** BEGIN LISTED RECORDS **

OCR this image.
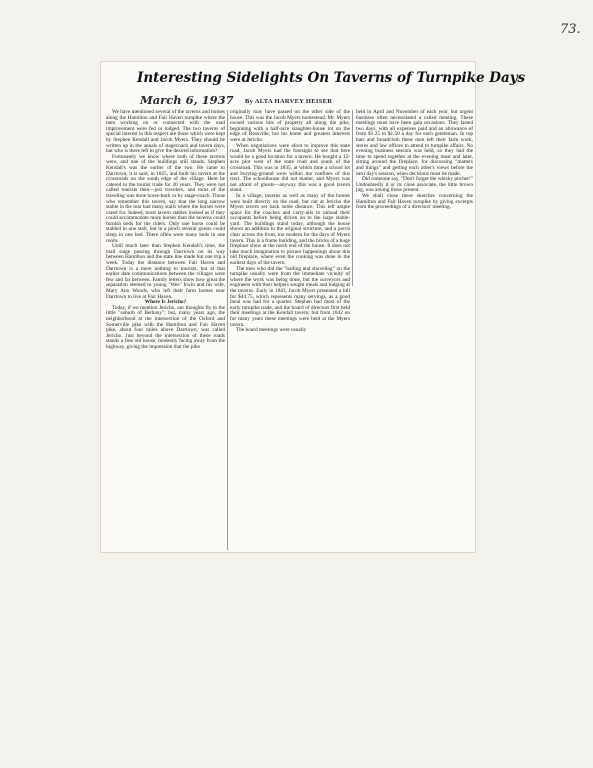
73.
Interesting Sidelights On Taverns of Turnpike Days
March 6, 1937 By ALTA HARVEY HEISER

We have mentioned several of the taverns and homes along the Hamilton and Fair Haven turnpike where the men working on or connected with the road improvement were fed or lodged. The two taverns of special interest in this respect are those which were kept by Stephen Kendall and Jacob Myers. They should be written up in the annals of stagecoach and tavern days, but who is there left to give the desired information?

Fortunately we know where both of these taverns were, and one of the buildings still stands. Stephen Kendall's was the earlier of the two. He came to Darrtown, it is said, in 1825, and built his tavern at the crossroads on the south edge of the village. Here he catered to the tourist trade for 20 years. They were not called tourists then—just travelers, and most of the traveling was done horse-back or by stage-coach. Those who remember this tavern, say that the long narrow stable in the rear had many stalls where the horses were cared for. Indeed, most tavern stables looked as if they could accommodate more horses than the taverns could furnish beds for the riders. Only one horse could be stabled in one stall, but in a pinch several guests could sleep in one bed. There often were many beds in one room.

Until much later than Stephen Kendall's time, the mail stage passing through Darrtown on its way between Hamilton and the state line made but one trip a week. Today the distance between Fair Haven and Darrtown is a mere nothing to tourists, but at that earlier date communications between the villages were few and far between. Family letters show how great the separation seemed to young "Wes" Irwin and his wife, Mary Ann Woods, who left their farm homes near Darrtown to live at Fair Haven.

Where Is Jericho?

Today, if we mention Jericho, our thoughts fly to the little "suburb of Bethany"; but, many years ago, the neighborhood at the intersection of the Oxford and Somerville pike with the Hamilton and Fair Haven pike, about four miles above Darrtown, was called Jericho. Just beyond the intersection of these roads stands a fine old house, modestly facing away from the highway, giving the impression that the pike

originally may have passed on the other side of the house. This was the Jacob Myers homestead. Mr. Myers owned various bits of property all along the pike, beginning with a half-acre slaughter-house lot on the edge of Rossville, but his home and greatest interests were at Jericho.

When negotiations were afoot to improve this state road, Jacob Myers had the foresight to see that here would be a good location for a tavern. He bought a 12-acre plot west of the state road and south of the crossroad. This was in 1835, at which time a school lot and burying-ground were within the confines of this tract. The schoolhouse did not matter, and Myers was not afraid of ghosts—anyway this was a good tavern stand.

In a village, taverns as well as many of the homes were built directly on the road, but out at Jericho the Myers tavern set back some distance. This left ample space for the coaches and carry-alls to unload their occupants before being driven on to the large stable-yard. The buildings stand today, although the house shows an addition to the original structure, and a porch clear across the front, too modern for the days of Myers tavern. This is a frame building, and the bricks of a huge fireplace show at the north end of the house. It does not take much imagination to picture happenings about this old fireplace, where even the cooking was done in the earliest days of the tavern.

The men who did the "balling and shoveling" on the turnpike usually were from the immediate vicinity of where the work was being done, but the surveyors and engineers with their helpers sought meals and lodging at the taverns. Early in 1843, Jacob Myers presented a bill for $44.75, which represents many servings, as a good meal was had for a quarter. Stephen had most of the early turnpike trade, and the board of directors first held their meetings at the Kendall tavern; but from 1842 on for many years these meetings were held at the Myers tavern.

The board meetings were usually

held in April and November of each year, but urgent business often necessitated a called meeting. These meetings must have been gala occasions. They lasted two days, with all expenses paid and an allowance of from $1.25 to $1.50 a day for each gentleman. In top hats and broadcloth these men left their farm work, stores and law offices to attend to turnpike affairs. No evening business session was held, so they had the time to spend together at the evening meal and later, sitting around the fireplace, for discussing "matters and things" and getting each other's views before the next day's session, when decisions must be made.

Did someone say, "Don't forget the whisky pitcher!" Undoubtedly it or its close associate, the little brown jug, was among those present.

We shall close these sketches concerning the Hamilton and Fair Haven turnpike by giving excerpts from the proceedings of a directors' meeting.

** END LISTED RECORDS **
** BEGIN LISTED RECORDS **

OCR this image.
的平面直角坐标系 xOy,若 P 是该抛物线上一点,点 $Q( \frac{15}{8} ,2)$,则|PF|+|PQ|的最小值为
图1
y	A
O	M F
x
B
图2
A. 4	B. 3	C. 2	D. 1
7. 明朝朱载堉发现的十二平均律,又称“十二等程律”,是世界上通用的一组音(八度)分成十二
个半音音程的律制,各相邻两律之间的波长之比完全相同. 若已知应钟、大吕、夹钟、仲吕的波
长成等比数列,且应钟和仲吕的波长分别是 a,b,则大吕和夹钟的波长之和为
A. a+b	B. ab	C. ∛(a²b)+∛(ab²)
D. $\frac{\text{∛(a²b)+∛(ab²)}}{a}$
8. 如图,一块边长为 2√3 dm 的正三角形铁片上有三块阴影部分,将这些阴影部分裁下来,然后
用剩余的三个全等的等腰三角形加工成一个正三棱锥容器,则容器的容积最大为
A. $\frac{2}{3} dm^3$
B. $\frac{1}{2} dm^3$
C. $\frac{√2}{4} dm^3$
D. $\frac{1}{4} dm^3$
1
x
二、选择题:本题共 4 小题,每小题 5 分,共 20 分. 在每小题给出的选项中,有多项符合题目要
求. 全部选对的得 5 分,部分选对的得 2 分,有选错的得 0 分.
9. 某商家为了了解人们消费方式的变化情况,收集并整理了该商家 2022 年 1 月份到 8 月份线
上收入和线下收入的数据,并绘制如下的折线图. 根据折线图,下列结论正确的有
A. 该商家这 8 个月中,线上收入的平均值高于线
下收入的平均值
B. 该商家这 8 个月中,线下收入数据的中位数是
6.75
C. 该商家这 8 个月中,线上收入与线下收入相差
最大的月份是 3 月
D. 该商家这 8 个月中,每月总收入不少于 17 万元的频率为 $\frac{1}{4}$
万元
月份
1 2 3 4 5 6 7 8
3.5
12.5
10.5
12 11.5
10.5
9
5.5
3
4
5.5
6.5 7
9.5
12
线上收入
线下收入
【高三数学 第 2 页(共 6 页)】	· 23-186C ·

** END LISTED RECORDS **
** BEGIN LISTED RECORDS **

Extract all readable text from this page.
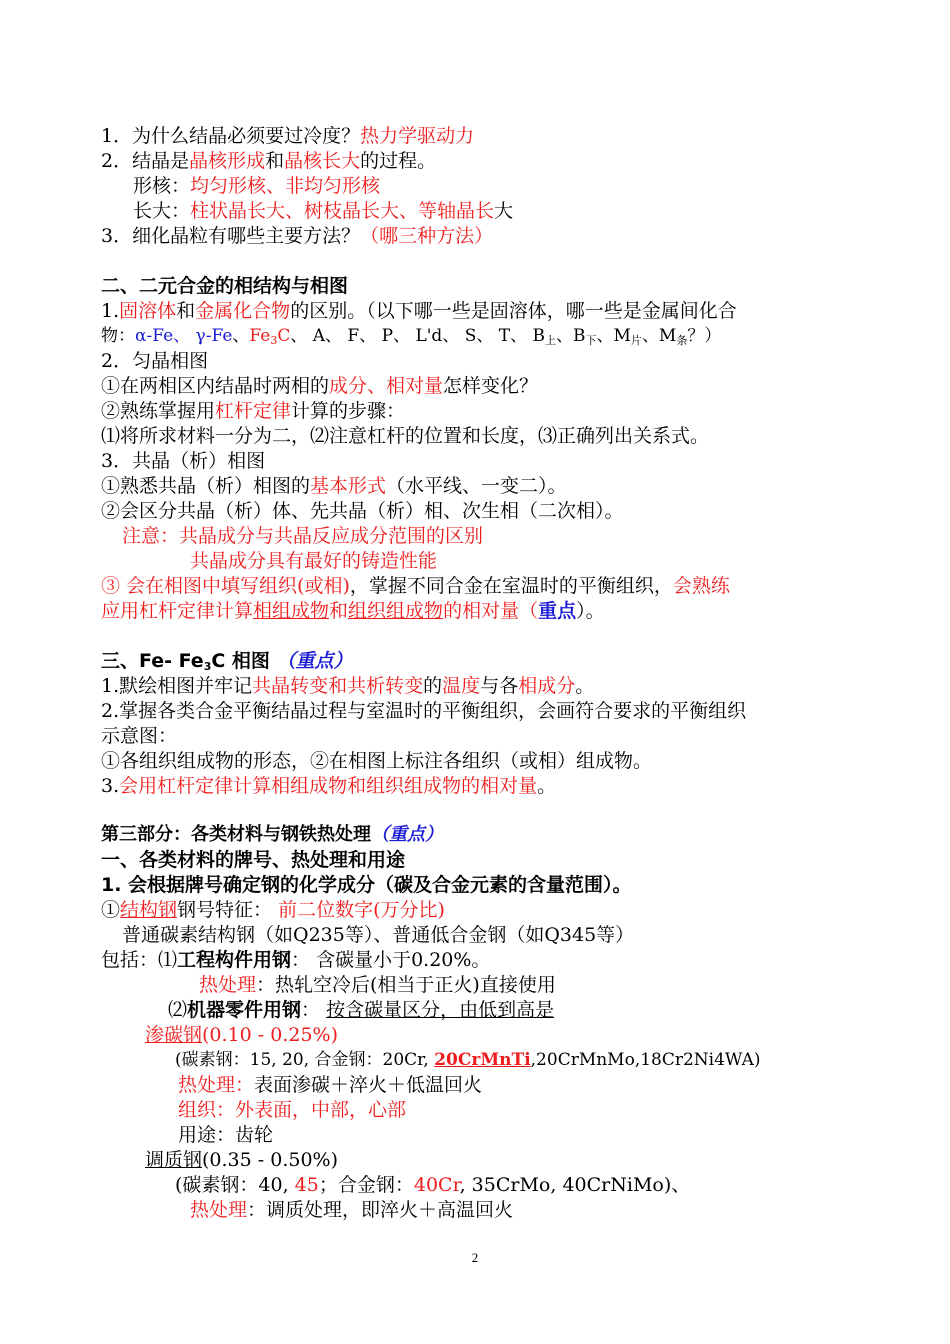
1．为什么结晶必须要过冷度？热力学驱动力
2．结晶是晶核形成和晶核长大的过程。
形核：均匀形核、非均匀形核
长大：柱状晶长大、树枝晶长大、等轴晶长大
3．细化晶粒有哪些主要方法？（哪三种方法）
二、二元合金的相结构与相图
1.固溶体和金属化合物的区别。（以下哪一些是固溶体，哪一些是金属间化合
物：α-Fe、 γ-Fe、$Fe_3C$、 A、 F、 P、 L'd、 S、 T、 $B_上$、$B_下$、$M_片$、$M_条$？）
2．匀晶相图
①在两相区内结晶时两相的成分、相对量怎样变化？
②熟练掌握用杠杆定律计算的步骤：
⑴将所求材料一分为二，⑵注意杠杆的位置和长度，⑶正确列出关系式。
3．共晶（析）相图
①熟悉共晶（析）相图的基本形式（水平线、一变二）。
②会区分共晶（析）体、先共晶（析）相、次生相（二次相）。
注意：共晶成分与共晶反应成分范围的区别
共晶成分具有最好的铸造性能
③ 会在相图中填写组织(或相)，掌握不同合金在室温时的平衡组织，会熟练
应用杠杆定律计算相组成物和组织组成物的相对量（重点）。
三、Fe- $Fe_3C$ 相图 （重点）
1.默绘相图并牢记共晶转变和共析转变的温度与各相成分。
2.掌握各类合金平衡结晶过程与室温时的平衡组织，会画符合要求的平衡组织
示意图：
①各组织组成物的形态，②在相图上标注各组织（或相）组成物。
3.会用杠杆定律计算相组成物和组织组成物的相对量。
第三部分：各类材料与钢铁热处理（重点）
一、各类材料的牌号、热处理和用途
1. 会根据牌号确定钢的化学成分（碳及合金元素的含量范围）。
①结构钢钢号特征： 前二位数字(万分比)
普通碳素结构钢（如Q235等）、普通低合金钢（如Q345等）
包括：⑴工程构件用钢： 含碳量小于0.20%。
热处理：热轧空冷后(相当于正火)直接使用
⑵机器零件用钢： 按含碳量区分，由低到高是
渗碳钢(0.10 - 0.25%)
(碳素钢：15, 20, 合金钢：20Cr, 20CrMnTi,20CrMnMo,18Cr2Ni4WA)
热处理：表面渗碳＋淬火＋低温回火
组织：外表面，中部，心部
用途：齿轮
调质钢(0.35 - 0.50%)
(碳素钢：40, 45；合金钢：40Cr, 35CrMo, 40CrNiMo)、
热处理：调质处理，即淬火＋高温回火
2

** END LISTED RECORDS **

REQUIRED WORK: Pick out and copy the lines of the entries that hold the string "该商家这".

THE OUTPUT:
A. 该商家这 8 个月中,线上收入的平均值高于线
B. 该商家这 8 个月中,线下收入数据的中位数是
C. 该商家这 8 个月中,线上收入与线下收入相差
D. 该商家这 8 个月中,每月总收入不少于 17 万元的频率为 $\frac{1}{4}$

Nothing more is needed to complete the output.